Problem to solve> Search the listing below for the string "xlabel" and copy every line where it occurs.
** START OF Records for processing **
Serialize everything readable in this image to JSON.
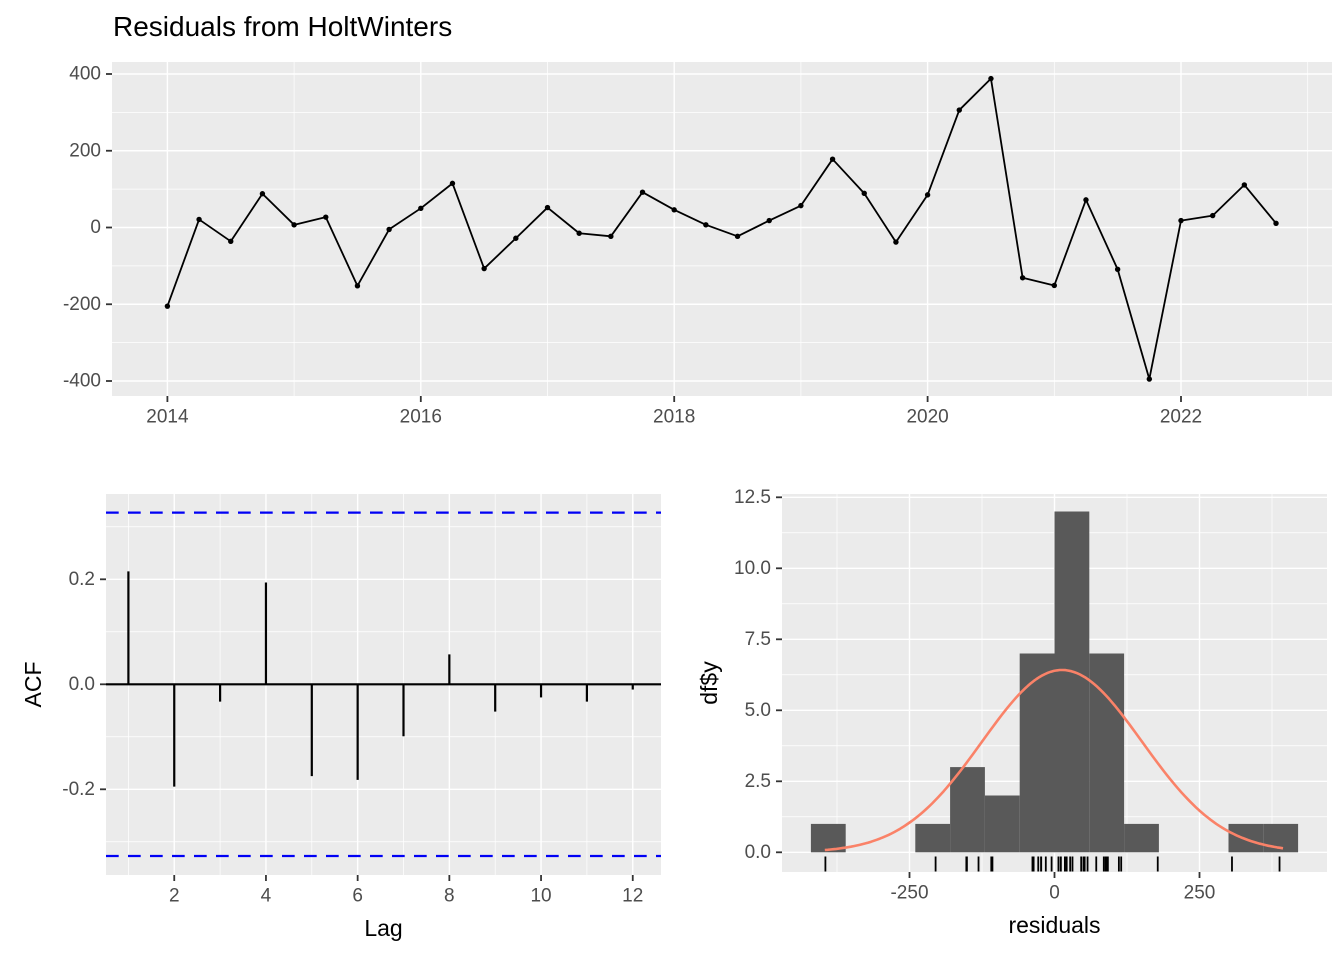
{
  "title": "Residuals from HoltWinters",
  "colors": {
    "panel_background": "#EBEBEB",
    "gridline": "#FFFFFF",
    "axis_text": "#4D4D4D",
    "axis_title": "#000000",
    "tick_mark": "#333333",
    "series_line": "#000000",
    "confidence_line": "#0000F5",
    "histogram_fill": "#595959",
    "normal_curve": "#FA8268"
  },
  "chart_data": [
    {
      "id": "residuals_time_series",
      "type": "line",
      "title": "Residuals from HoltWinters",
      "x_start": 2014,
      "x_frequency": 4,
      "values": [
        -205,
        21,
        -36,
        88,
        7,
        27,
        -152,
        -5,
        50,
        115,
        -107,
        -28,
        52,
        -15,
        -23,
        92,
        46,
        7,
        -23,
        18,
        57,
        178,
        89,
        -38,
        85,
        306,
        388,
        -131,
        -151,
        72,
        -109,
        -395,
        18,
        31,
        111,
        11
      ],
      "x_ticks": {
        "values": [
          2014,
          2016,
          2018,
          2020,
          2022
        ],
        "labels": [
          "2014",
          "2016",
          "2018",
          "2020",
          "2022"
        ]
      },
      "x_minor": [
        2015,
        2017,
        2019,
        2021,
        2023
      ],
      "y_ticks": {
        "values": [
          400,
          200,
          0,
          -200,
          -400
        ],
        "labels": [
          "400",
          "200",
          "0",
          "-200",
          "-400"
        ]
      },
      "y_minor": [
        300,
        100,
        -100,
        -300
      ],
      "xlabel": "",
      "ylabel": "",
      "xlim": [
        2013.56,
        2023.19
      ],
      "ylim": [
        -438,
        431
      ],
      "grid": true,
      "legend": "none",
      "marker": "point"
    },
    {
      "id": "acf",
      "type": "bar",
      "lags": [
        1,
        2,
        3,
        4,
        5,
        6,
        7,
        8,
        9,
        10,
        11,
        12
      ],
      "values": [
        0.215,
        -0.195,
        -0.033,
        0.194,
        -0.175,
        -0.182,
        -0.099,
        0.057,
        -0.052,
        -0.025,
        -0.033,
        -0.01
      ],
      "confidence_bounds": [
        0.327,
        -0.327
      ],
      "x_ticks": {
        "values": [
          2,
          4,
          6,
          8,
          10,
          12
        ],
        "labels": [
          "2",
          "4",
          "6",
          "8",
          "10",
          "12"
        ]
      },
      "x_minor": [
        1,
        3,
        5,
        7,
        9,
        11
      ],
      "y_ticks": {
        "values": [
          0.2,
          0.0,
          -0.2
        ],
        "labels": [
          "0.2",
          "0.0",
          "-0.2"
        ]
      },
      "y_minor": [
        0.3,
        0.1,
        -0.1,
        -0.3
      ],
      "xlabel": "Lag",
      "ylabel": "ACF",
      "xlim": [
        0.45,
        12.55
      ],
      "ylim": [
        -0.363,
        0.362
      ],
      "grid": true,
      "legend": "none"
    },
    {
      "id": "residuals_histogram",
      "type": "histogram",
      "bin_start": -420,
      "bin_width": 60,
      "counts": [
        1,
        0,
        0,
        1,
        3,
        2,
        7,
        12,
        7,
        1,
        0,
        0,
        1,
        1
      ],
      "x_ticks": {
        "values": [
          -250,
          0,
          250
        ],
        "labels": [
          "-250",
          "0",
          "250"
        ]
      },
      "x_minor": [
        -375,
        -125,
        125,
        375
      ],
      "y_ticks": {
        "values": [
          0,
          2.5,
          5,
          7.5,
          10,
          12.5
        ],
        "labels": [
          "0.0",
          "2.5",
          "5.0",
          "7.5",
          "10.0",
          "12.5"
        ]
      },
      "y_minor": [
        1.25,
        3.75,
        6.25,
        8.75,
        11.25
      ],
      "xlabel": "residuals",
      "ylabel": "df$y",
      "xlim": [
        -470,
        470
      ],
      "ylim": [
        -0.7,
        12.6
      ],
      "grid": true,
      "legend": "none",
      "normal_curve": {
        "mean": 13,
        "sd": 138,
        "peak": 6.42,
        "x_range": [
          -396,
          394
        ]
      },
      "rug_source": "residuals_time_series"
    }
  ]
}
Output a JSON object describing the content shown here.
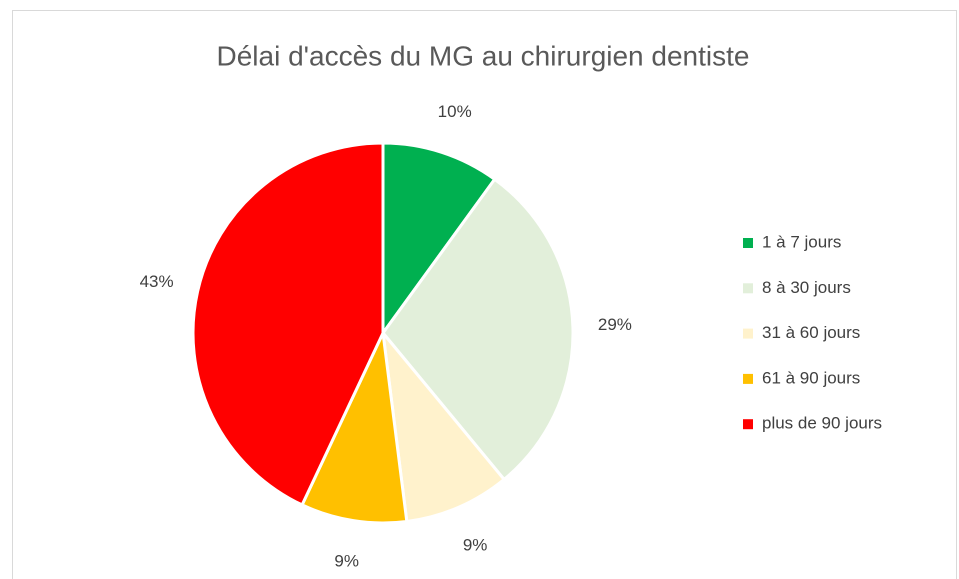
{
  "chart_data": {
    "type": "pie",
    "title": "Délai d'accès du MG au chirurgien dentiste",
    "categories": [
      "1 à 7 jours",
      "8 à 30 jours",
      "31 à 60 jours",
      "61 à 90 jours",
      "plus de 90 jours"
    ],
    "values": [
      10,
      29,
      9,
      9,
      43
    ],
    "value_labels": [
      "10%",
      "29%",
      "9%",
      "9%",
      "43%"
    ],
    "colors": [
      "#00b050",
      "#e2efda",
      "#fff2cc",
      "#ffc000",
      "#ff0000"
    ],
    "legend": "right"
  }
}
** END OF Records for processing **
Response below>
      "xlabel": "",
      "xlabel": "Lag",
      "xlabel": "residuals",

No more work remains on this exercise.